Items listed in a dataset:
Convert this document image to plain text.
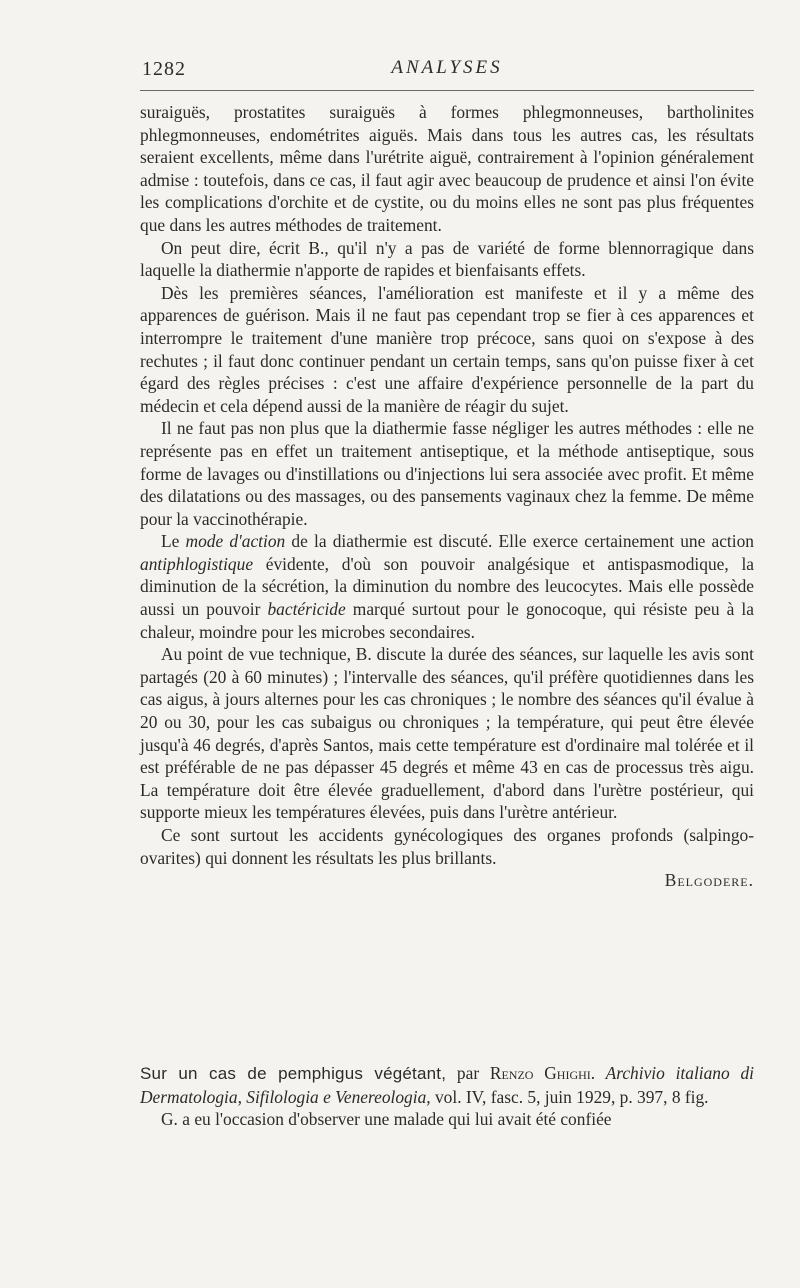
1282	ANALYSES

suraiguës, prostatites suraiguës à formes phlegmonneuses, bartholinites phlegmonneuses, endométrites aiguës. Mais dans tous les autres cas, les résultats seraient excellents, même dans l'urétrite aiguë, contrairement à l'opinion généralement admise : toutefois, dans ce cas, il faut agir avec beaucoup de prudence et ainsi l'on évite les complications d'orchite et de cystite, ou du moins elles ne sont pas plus fréquentes que dans les autres méthodes de traitement.

On peut dire, écrit B., qu'il n'y a pas de variété de forme blennorragique dans laquelle la diathermie n'apporte de rapides et bienfaisants effets.

Dès les premières séances, l'amélioration est manifeste et il y a même des apparences de guérison. Mais il ne faut pas cependant trop se fier à ces apparences et interrompre le traitement d'une manière trop précoce, sans quoi on s'expose à des rechutes ; il faut donc continuer pendant un certain temps, sans qu'on puisse fixer à cet égard des règles précises : c'est une affaire d'expérience personnelle de la part du médecin et cela dépend aussi de la manière de réagir du sujet.

Il ne faut pas non plus que la diathermie fasse négliger les autres méthodes : elle ne représente pas en effet un traitement antiseptique, et la méthode antiseptique, sous forme de lavages ou d'instillations ou d'injections lui sera associée avec profit. Et même des dilatations ou des massages, ou des pansements vaginaux chez la femme. De même pour la vaccinothérapie.

Le mode d'action de la diathermie est discuté. Elle exerce certainement une action antiphlogistique évidente, d'où son pouvoir analgésique et antispasmodique, la diminution de la sécrétion, la diminution du nombre des leucocytes. Mais elle possède aussi un pouvoir bactéricide marqué surtout pour le gonocoque, qui résiste peu à la chaleur, moindre pour les microbes secondaires.

Au point de vue technique, B. discute la durée des séances, sur laquelle les avis sont partagés (20 à 60 minutes) ; l'intervalle des séances, qu'il préfère quotidiennes dans les cas aigus, à jours alternes pour les cas chroniques ; le nombre des séances qu'il évalue à 20 ou 30, pour les cas subaigus ou chroniques ; la température, qui peut être élevée jusqu'à 46 degrés, d'après Santos, mais cette température est d'ordinaire mal tolérée et il est préférable de ne pas dépasser 45 degrés et même 43 en cas de processus très aigu. La température doit être élevée graduellement, d'abord dans l'urètre postérieur, qui supporte mieux les températures élevées, puis dans l'urètre antérieur.

Ce sont surtout les accidents gynécologiques des organes profonds (salpingo-ovarites) qui donnent les résultats les plus brillants.

Belgodere.

Sur un cas de pemphigus végétant, par Renzo Ghighi. Archivio italiano di Dermatologia, Sifilologia e Venereologia, vol. IV, fasc. 5, juin 1929, p. 397, 8 fig.

G. a eu l'occasion d'observer une malade qui lui avait été confiée
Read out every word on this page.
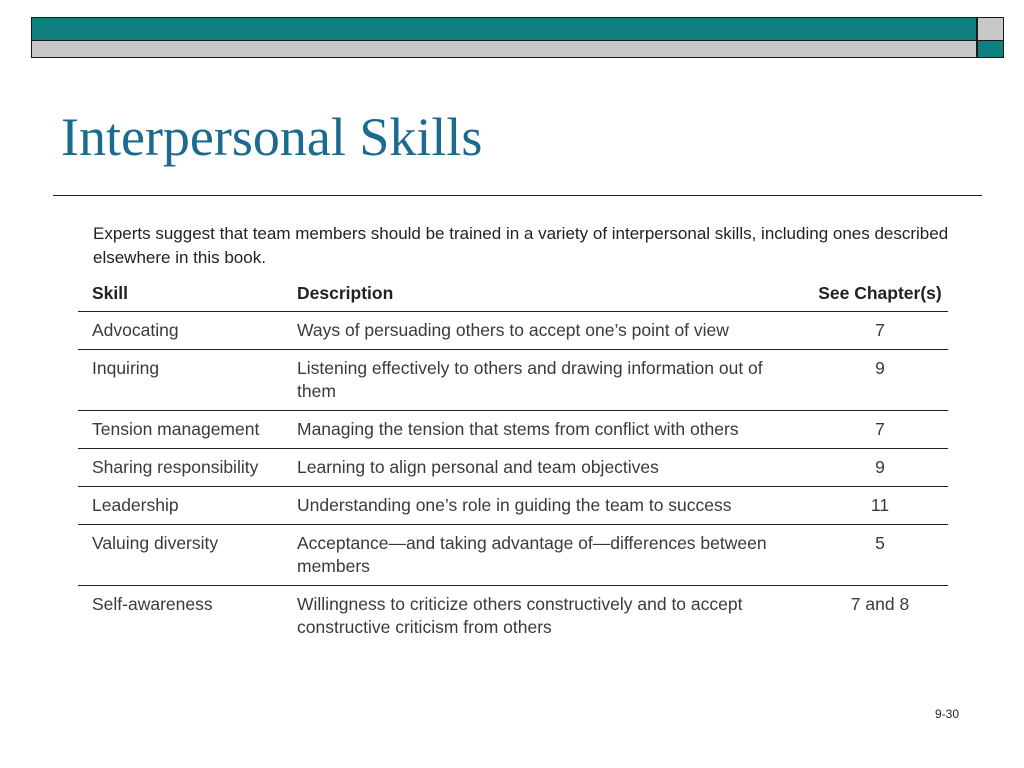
Interpersonal Skills
Experts suggest that team members should be trained in a variety of interpersonal skills, including ones described elsewhere in this book.
Skill	Description	See Chapter(s)
Advocating	Ways of persuading others to accept one’s point of view	7
Inquiring	Listening effectively to others and drawing information out of them	9
Tension management	Managing the tension that stems from conflict with others	7
Sharing responsibility	Learning to align personal and team objectives	9
Leadership	Understanding one’s role in guiding the team to success	11
Valuing diversity	Acceptance—and taking advantage of—differences between members	5
Self-awareness	Willingness to criticize others constructively and to accept constructive criticism from others	7 and 8
9-30
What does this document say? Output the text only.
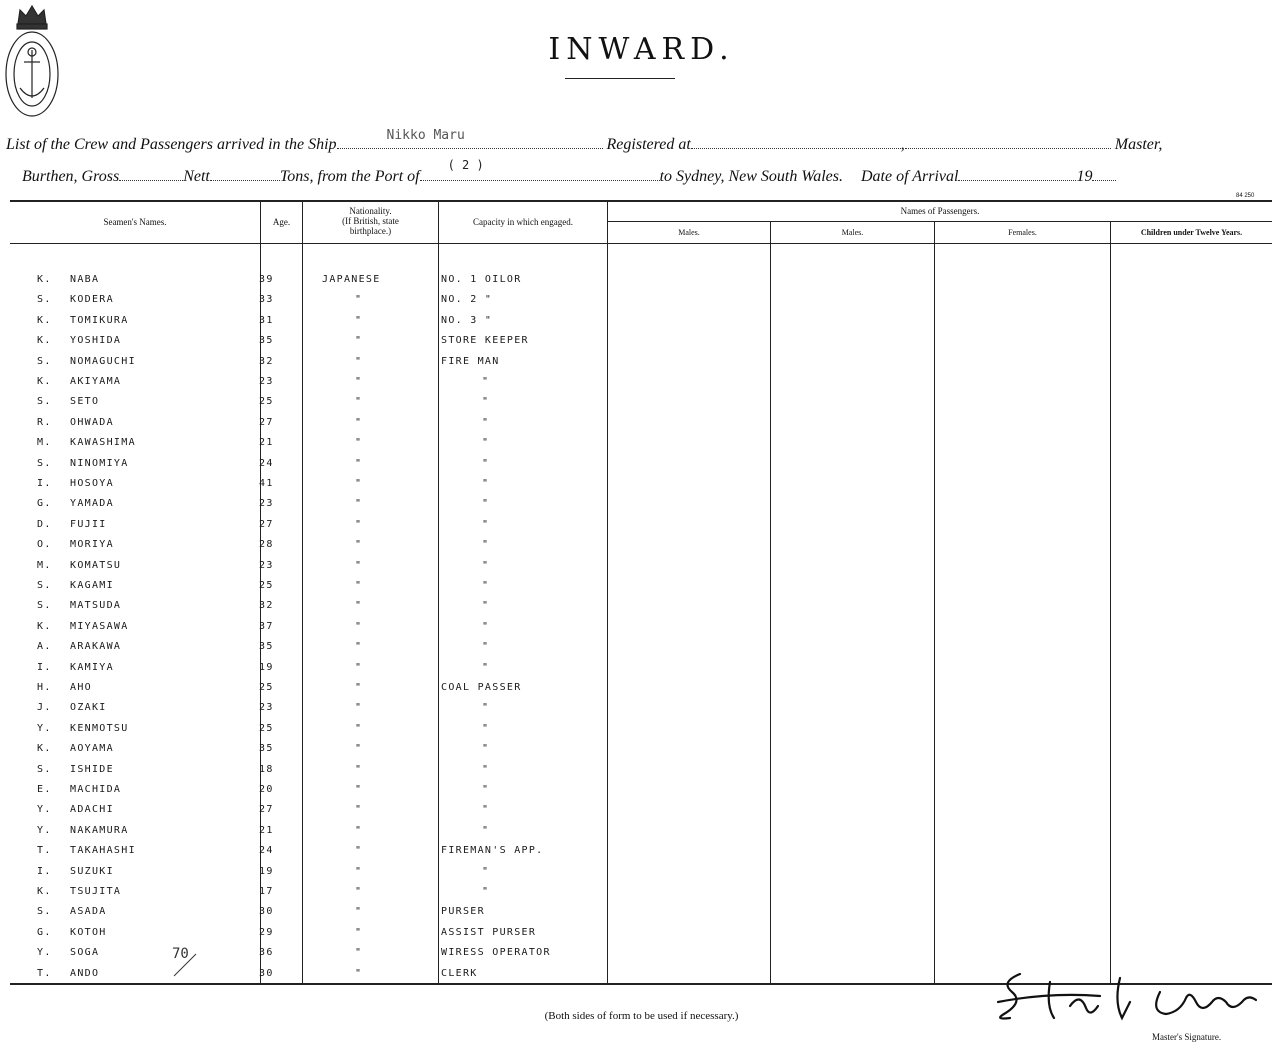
INWARD.
List of the Crew and Passengers arrived in the Ship
Nikko Maru
Registered at	,	Master,
Burthen, Gross	Nett	Tons, from the Port of
( 2 )
to Sydney, New South Wales. Date of Arrival	19
84 250
Seamen's Names.	Age.
Nationality.
(If British, state
birthplace.)
Capacity in which engaged.
Names of Passengers.
Males.	Males.	Females.	Children under Twelve Years.
K. NABA	39	JAPANESE	NO. 1 OILOR
S. KODERA	33	"	NO. 2 "
K. TOMIKURA	31	"	NO. 3 "
K. YOSHIDA	35	"	STORE KEEPER
S. NOMAGUCHI	32	"	FIRE MAN
K. AKIYAMA	23	"	"
S. SETO	25	"	"
R. OHWADA	27	"	"
M. KAWASHIMA	21	"	"
S. NINOMIYA	24	"	"
I. HOSOYA	41	"	"
G. YAMADA	23	"	"
D. FUJII	27	"	"
O. MORIYA	28	"	"
M. KOMATSU	23	"	"
S. KAGAMI	25	"	"
S. MATSUDA	32	"	"
K. MIYASAWA	37	"	"
A. ARAKAWA	35	"	"
I. KAMIYA	19	"	"
H. AHO	25	"	COAL PASSER
J. OZAKI	23	"	"
Y. KENMOTSU	25	"	"
K. AOYAMA	35	"	"
S. ISHIDE	18	"	"
E. MACHIDA	20	"	"
Y. ADACHI	27	"	"
Y. NAKAMURA	21	"	"
T. TAKAHASHI	24	"	FIREMAN'S APP.
I. SUZUKI	19	"	"
K. TSUJITA	17	"	"
S. ASADA	30	"	PURSER
G. KOTOH	29	"	ASSIST PURSER
Y. SOGA	36	"	WIRESS OPERATOR
T. ANDO	30	"	CLERK
70
(Both sides of form to be used if necessary.)
Master's Signature.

Short exercise:
Locate each line containing the string "team" and show it.

Result for this exercise:
Experts suggest that team members should be trained in a variety of interpersonal skills, including ones described elsewhere in this book.
Sharing responsibility	Learning to align personal and team objectives	9
Leadership	Understanding one’s role in guiding the team to success	11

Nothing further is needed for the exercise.